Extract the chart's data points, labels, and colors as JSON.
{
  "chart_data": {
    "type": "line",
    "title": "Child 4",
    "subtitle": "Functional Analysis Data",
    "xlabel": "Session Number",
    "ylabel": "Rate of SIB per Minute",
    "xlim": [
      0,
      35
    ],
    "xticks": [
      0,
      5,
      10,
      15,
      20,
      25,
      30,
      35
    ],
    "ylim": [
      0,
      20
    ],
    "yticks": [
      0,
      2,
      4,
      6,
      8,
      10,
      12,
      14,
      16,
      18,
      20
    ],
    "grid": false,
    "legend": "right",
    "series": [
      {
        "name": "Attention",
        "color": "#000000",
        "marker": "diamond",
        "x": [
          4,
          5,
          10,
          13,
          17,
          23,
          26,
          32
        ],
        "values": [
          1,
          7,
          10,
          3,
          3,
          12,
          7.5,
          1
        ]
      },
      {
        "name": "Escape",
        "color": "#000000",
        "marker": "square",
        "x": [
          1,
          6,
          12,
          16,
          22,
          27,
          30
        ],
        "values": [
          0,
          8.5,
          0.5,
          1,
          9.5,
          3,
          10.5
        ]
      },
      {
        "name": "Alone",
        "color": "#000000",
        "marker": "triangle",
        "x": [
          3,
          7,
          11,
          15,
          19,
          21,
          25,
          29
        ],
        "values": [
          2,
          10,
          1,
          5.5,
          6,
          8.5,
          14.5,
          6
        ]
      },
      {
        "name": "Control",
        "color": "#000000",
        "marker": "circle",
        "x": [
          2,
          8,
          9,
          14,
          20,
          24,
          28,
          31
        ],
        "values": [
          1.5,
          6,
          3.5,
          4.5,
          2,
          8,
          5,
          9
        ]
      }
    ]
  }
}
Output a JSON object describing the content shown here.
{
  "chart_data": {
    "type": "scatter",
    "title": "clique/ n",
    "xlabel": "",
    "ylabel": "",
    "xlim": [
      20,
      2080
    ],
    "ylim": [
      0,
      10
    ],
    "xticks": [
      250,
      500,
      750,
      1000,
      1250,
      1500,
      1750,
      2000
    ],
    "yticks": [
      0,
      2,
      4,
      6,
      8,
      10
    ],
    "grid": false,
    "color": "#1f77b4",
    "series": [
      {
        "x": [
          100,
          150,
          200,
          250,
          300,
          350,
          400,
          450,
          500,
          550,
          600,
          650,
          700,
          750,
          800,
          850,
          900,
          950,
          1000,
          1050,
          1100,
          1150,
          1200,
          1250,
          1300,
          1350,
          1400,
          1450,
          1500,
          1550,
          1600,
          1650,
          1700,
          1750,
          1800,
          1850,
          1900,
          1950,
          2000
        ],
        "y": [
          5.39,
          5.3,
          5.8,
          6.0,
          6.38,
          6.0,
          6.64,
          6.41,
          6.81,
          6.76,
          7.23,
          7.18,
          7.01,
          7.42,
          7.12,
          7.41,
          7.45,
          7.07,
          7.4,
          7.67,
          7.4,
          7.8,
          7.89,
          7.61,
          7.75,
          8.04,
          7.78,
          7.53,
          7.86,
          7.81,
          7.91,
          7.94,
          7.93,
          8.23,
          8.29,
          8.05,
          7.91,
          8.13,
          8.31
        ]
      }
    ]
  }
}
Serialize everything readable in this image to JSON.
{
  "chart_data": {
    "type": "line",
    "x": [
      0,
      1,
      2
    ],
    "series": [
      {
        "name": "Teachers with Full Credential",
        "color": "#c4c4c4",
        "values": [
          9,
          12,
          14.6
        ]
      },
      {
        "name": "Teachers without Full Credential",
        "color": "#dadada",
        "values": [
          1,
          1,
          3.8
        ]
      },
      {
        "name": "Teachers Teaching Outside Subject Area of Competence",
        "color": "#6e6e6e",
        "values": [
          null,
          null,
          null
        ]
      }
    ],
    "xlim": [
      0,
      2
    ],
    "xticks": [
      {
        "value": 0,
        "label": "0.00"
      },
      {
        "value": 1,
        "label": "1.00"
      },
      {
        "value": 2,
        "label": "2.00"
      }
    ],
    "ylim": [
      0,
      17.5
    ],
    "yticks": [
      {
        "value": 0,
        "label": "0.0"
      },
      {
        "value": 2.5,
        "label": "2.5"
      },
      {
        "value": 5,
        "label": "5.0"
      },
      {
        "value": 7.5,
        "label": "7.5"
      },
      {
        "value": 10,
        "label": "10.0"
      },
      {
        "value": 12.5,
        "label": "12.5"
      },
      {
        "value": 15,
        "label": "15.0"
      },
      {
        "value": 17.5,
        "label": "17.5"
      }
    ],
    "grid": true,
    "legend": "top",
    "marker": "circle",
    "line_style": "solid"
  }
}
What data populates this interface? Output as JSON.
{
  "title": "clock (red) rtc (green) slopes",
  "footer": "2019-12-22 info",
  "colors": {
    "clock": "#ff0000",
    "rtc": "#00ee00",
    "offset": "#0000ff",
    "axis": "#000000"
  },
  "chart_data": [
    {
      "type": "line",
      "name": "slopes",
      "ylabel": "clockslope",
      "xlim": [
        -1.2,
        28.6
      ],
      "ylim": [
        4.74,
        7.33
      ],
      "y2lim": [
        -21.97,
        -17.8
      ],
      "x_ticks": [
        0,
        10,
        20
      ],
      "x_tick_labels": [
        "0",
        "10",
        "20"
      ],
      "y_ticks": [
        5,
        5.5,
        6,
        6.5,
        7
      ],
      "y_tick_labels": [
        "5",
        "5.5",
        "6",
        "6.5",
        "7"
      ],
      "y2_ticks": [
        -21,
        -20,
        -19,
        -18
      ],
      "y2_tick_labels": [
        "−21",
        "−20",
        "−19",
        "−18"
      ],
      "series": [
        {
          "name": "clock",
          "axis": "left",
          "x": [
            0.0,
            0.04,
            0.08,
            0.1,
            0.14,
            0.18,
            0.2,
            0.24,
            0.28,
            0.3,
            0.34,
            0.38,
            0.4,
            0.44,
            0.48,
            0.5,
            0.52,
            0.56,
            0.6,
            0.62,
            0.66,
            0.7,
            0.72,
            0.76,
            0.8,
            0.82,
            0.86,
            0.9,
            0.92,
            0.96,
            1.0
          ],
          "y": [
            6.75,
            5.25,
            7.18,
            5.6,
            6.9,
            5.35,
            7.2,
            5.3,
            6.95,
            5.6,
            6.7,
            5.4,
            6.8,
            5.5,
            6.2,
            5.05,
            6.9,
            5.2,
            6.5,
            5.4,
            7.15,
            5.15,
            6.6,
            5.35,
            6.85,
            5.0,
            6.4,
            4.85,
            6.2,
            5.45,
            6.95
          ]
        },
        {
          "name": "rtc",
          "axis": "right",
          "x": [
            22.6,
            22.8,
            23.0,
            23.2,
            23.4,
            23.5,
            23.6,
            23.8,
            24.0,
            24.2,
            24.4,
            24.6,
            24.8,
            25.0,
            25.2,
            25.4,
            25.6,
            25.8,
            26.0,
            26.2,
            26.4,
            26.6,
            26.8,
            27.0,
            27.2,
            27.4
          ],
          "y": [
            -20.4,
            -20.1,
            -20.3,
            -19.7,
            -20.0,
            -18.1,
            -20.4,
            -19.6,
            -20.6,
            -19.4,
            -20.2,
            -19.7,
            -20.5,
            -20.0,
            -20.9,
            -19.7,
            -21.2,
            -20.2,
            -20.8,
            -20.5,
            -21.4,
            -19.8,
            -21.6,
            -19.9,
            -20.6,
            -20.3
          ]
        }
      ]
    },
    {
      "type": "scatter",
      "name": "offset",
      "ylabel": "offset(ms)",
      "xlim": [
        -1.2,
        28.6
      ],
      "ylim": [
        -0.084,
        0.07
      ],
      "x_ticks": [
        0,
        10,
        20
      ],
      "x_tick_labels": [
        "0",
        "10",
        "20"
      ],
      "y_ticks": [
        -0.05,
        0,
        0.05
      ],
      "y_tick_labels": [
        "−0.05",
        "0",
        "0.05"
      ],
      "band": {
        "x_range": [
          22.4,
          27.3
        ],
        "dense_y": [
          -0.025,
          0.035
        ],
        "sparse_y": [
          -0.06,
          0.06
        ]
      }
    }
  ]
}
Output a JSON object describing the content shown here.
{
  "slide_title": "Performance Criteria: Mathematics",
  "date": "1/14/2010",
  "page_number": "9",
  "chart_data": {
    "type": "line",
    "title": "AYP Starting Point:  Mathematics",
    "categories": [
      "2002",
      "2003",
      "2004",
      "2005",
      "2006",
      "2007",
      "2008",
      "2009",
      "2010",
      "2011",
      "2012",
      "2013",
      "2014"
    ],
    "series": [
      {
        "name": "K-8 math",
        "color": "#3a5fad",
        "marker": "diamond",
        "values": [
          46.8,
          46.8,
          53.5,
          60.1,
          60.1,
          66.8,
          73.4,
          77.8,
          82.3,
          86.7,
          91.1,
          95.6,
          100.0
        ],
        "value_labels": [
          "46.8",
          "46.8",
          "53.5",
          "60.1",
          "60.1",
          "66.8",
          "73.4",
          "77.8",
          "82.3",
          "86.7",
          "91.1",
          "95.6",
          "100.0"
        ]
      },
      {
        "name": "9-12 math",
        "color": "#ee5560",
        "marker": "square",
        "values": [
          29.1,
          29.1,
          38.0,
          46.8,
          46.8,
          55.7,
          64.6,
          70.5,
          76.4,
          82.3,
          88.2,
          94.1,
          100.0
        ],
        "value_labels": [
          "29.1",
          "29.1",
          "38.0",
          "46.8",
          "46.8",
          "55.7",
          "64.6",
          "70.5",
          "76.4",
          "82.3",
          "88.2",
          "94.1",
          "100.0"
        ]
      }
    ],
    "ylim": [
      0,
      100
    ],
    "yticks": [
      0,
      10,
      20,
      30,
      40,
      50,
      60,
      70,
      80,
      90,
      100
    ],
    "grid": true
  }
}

● ● ●

** Your task **
Identify every line where the string "Full" appears.

** Correct response **
        "name": "Teachers with Full Credential",
        "name": "Teachers without Full Credential",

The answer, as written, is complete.